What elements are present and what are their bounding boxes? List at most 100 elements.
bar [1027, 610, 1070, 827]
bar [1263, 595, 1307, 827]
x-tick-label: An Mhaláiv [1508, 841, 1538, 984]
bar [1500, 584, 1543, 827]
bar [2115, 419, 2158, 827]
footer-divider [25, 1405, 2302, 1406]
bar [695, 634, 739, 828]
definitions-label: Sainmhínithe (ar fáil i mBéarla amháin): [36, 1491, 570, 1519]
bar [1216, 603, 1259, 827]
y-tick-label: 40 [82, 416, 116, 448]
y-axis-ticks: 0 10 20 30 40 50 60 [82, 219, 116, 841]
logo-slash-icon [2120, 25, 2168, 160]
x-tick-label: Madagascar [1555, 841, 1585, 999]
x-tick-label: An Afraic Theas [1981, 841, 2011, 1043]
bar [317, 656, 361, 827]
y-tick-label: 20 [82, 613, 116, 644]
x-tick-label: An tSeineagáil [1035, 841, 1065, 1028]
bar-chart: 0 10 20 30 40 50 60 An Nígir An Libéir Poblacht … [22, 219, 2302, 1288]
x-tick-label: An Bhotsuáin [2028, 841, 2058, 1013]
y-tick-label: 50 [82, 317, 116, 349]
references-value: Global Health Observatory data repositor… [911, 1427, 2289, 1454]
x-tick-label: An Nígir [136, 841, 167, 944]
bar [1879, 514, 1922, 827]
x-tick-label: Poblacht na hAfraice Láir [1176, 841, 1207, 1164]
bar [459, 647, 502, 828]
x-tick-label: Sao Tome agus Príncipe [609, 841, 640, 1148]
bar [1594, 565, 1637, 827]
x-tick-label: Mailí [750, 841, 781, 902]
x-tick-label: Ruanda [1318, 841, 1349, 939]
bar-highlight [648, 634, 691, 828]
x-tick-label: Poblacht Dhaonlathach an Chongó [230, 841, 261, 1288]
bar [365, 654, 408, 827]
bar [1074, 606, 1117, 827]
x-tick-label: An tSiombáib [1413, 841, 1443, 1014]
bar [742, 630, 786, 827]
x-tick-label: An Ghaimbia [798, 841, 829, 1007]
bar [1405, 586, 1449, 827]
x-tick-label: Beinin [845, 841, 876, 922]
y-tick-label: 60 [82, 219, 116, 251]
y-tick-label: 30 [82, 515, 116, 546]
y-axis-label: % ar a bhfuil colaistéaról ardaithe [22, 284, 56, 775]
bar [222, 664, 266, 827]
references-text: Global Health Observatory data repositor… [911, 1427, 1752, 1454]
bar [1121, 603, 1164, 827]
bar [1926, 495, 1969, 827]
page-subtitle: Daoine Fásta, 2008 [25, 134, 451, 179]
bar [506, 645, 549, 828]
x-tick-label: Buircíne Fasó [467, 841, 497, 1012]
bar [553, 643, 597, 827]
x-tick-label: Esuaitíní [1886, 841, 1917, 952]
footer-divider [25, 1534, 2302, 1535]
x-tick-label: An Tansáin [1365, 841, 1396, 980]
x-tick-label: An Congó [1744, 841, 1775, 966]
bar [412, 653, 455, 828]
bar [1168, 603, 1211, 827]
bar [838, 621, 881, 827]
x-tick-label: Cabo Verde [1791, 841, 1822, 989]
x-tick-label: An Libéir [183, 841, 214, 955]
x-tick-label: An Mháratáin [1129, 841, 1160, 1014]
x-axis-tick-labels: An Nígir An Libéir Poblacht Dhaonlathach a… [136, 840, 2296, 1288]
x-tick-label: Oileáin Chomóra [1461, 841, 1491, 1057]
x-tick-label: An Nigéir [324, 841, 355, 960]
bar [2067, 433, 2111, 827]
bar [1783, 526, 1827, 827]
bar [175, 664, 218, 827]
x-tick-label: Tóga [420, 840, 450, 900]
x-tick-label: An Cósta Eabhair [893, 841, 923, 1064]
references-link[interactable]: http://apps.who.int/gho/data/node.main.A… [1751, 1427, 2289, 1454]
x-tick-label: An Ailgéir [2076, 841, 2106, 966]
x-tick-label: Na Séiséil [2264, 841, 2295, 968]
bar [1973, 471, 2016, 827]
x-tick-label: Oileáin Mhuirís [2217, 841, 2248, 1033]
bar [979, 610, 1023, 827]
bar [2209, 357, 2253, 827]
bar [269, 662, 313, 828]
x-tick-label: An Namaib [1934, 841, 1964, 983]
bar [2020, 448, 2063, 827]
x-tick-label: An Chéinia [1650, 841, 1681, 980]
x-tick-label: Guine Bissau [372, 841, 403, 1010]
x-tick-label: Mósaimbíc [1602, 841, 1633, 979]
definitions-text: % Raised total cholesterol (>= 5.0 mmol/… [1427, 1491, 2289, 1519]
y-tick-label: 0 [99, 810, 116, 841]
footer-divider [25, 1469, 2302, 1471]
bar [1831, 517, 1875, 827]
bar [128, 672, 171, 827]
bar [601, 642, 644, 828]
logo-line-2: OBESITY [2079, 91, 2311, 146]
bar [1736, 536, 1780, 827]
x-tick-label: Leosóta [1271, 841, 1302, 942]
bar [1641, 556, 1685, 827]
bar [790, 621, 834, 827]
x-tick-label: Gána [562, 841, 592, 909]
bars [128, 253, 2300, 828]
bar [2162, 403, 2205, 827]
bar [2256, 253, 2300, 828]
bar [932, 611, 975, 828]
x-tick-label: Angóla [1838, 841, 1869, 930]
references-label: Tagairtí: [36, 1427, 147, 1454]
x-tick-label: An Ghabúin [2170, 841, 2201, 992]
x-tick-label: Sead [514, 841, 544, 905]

=== Task description ===
Rewrite the records above as a Markdown table with two columns, Row and Entry. Give each line its own row with its sequence number, and leave out blank lines.

=== Answer to this exercise ===
| Row | Entry |
|---|---|
| 1 | What elements are present and what are their bounding boxes? List at most 100 elements. |
| 2 | bar [1027, 610, 1070, 827] |
| 3 | bar [1263, 595, 1307, 827] |
| 4 | x-tick-label: An Mhaláiv [1508, 841, 1538, 984] |
| 5 | bar [1500, 584, 1543, 827] |
| 6 | bar [2115, 419, 2158, 827] |
| 7 | footer-divider [25, 1405, 2302, 1406] |
| 8 | bar [695, 634, 739, 828] |
| 9 | definitions-label: Sainmhínithe (ar fáil i mBéarla amháin): [36, 1491, 570, 1519] |
| 10 | bar [1216, 603, 1259, 827] |
| 11 | y-tick-label: 40 [82, 416, 116, 448] |
| 12 | y-axis-ticks: 0 10 20 30 40 50 60 [82, 219, 116, 841] |
| 13 | logo-slash-icon [2120, 25, 2168, 160] |
| 14 | x-tick-label: Madagascar [1555, 841, 1585, 999] |
| 15 | x-tick-label: An Afraic Theas [1981, 841, 2011, 1043] |
| 16 | bar [317, 656, 361, 827] |
| 17 | y-tick-label: 20 [82, 613, 116, 644] |
| 18 | x-tick-label: An tSeineagáil [1035, 841, 1065, 1028] |
| 19 | bar-chart: 0 10 20 30 40 50 60 An Nígir An Libéir Poblacht … [22, 219, 2302, 1288] |
| 20 | x-tick-label: An Bhotsuáin [2028, 841, 2058, 1013] |
| 21 | y-tick-label: 50 [82, 317, 116, 349] |
| 22 | references-value: Global Health Observatory data repositor… [911, 1427, 2289, 1454] |
| 23 | x-tick-label: An Nígir [136, 841, 167, 944] |
| 24 | bar [1879, 514, 1922, 827] |
| 25 | x-tick-label: Poblacht na hAfraice Láir [1176, 841, 1207, 1164] |
| 26 | bar [459, 647, 502, 828] |
| 27 | x-tick-label: Sao Tome agus Príncipe [609, 841, 640, 1148] |
| 28 | bar [1594, 565, 1637, 827] |
| 29 | x-tick-label: Mailí [750, 841, 781, 902] |
| 30 | x-tick-label: Ruanda [1318, 841, 1349, 939] |
| 31 | bar-highlight [648, 634, 691, 828] |
| 32 | x-tick-label: Poblacht Dhaonlathach an Chongó [230, 841, 261, 1288] |
| 33 | bar [365, 654, 408, 827] |
| 34 | bar [1074, 606, 1117, 827] |
| 35 | x-tick-label: An tSiombáib [1413, 841, 1443, 1014] |
| 36 | bar [742, 630, 786, 827] |
| 37 | x-tick-label: An Ghaimbia [798, 841, 829, 1007] |
| 38 | bar [1405, 586, 1449, 827] |
| 39 | x-tick-label: Beinin [845, 841, 876, 922] |
| 40 | y-tick-label: 60 [82, 219, 116, 251] |
| 41 | y-tick-label: 30 [82, 515, 116, 546] |
| 42 | y-axis-label: % ar a bhfuil colaistéaról ardaithe [22, 284, 56, 775] |
| 43 | bar [222, 664, 266, 827] |
| 44 | references-text: Global Health Observatory data repositor… [911, 1427, 1752, 1454] |
| 45 | bar [1121, 603, 1164, 827] |
| 46 | bar [1926, 495, 1969, 827] |
| 47 | page-subtitle: Daoine Fásta, 2008 [25, 134, 451, 179] |
| 48 | bar [506, 645, 549, 828] |
| 49 | x-tick-label: Buircíne Fasó [467, 841, 497, 1012] |
| 50 | bar [553, 643, 597, 827] |
| 51 | x-tick-label: Esuaitíní [1886, 841, 1917, 952] |
| 52 | footer-divider [25, 1534, 2302, 1535] |
| 53 | x-tick-label: An Tansáin [1365, 841, 1396, 980] |
| 54 | x-tick-label: An Congó [1744, 841, 1775, 966] |
| 55 | bar [412, 653, 455, 828] |
| 56 | bar [1168, 603, 1211, 827] |
| 57 | bar [838, 621, 881, 827] |
| 58 | x-tick-label: Cabo Verde [1791, 841, 1822, 989] |
| 59 | x-tick-label: An Libéir [183, 841, 214, 955] |
| 60 | x-tick-label: An Mháratáin [1129, 841, 1160, 1014] |
| 61 | x-axis-tick-labels: An Nígir An Libéir Poblacht Dhaonlathach a… [136, 840, 2296, 1288] |
| 62 | x-tick-label: Oileáin Chomóra [1461, 841, 1491, 1057] |
| 63 | x-tick-label: An Nigéir [324, 841, 355, 960] |
| 64 | bar [2067, 433, 2111, 827] |
| 65 | bar [1783, 526, 1827, 827] |
| 66 | bar [175, 664, 218, 827] |
| 67 | x-tick-label: Tóga [420, 840, 450, 900] |
| 68 | x-tick-label: An Cósta Eabhair [893, 841, 923, 1064] |
| 69 | references-link[interactable]: http://apps.who.int/gho/data/node.main.A… [1751, 1427, 2289, 1454] |
| 70 | x-tick-label: An Ailgéir [2076, 841, 2106, 966] |
| 71 | x-tick-label: Na Séiséil [2264, 841, 2295, 968] |
| 72 | bar [1973, 471, 2016, 827] |
| 73 | x-tick-label: Oileáin Mhuirís [2217, 841, 2248, 1033] |
| 74 | bar [979, 610, 1023, 827] |
| 75 | bar [2209, 357, 2253, 827] |
| 76 | bar [269, 662, 313, 828] |
| 77 | x-tick-label: An Namaib [1934, 841, 1964, 983] |
| 78 | bar [2020, 448, 2063, 827] |
| 79 | x-tick-label: An Chéinia [1650, 841, 1681, 980] |
| 80 | x-tick-label: Guine Bissau [372, 841, 403, 1010] |
| 81 | x-tick-label: Mósaimbíc [1602, 841, 1633, 979] |
| 82 | definitions-text: % Raised total cholesterol (>= 5.0 mmol/… [1427, 1491, 2289, 1519] |
| 83 | y-tick-label: 0 [99, 810, 116, 841] |
| 84 | footer-divider [25, 1469, 2302, 1471] |
| 85 | bar [1831, 517, 1875, 827] |
| 86 | bar [128, 672, 171, 827] |
| 87 | bar [601, 642, 644, 828] |
| 88 | logo-line-2: OBESITY [2079, 91, 2311, 146] |
| 89 | bar [1736, 536, 1780, 827] |
| 90 | x-tick-label: Leosóta [1271, 841, 1302, 942] |
| 91 | bar [1641, 556, 1685, 827] |
| 92 | bar [790, 621, 834, 827] |
| 93 | x-tick-label: Gána [562, 841, 592, 909] |
| 94 | bars [128, 253, 2300, 828] |
| 95 | bar [2162, 403, 2205, 827] |
| 96 | bar [2256, 253, 2300, 828] |
| 97 | bar [932, 611, 975, 828] |
| 98 | x-tick-label: Angóla [1838, 841, 1869, 930] |
| 99 | references-label: Tagairtí: [36, 1427, 147, 1454] |
| 100 | x-tick-label: An Ghabúin [2170, 841, 2201, 992] |
| 101 | x-tick-label: Sead [514, 841, 544, 905] |